### EXTRAIT DU DOCUMENT

┄┄┄┄┄┄┄┄┄┄┄┄┄┄┄┄┄┄┄┄

« Si les politiques le veulent, nous pourrons limiter le réchauffement climatique à 1,5°C » (GIEC)

(Ecofin Hebdo) - Dans son rapport spécial sur l’atteinte des objectifs climatiques, le Groupe d’experts intergouvernemental sur l’évolution du climat (GIEC) est formel. Il est encore possible de limiter le réchauffement climatique à 1,5°C par rapport au début de l’ère préindustrielle. Les connaissances scientifiques et technologiques le permettent.

Cependant, l’atteinte de cet objectif est subordonnée à un changement radical et sans précédent qui devra être conduit et soutenu par la volonté politique. Car au point où nous en sommes, chaque dixième de degré compte et notre planète, notre mode de vie et la continuité de notre existense sur la terre, seront totalement différents si nous n’agissons pas tous vite et bien.

Une limitation possible, mais conditionnée à une forte volonté politique et institutionnelle

La limitation du réchauffement à 1,5°C nécessitera des transformations majeures sans précédents et immédiats dans tous les secteurs. Pour y parvenir, les émissions annuelles de gaz à effet de serre devraient diminuer de moitié d’ici à 2030, alors qu’après plusieurs années de baisses, elles ont repris la pente ascendante en 2017. Selon les études des experts, le monde épuisera son budget carbone pour limiter le réchauffement à 1,5°C dès 2030, si rien n’est fait par rapport à la situation actuelle. Si la courbe d’émission des gaz à effet de serre n’est pas infléchie, l’atmosphère se réchauffera de 5,5°C par rapport à l’ère préindustrielle, ce qui aurait des répercussions pour le moins catastrophiques.

Selon les études des experts, le monde épuisera son budget carbone pour limiter le réchauffement à 1,5°C dès 2030, si rien n’est fait par rapport à la situation actuelle.

Il faudra donc agir dans tous les secteurs de la société. Pour illustration, d’ici 2050, les énergies renouvelables devront fournir 70 à 85% de la demande en électricité. Des mesures importantes d’efficacité énergétique et de changement de carburant devront être prises dans le secteur du transport. La consommation en énergie du secteur agroalimentaire devra être drastiquement amoindrie et des changements dans les choix diététique devront être opérés, tout en réduisant le gaspillage alimentaire.
Une forte volonté politique est la condition sine qua none pour atteindre l’objectif. « Les lois de la physique et de la chimie permettent de limiter la hausse à 1,5°C, ainsi que les technologies, le changement de modes de vie et les investissements. La dernière chose, à laquelle les scientifiques ne peuvent répondre, c’est si c’est faisable politiquement et institutionnellement.» a affirmé à ce propos, Jim Skea, l’un des chercheur du GIEC.

 Jim Skea

Jim Skea : « Reste à savoir c’est si c’est faisable politiquement et institutionnellement.»

┄┄┄┄┄┄┄┄┄┄┄┄┄┄┄┄┄┄┄┄

### LIGNES FOURNIES
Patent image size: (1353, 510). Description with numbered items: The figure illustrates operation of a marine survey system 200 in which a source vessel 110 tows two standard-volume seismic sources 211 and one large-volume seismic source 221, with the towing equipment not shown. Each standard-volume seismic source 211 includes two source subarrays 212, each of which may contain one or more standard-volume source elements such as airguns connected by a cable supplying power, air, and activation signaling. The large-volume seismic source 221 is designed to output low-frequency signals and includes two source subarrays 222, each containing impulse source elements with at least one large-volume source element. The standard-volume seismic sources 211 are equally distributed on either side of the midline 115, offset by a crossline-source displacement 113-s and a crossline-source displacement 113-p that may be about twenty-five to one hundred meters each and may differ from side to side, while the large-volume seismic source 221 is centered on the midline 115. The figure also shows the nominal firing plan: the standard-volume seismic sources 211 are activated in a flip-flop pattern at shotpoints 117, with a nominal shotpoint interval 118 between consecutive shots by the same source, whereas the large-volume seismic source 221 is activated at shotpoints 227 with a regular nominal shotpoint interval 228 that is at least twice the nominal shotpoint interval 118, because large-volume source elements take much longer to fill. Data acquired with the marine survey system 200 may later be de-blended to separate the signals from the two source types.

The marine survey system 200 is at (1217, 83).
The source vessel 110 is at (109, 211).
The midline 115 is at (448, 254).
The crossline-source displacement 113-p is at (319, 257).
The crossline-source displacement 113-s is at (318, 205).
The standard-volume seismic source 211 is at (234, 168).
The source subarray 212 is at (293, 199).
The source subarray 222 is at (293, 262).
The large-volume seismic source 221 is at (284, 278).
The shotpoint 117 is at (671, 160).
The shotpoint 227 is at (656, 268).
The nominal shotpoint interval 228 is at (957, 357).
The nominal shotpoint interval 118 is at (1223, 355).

┄┄┄┄┄┄┄┄┄┄┄┄┄┄┄┄┄┄┄┄

### TRAVAIL DEMANDÉ
Énumérez tout ce qui, selon la citation de Jim Skea dans l'extrait sur le GIEC, permet de limiter la hausse à 1,5°C. Les lignes fournies ne servent à rien pour ce travail.

### RÉSULTAT ATTENDU
- les lois de la physique et de la chimie
- les technologies
- le changement de modes de vie
- les investissements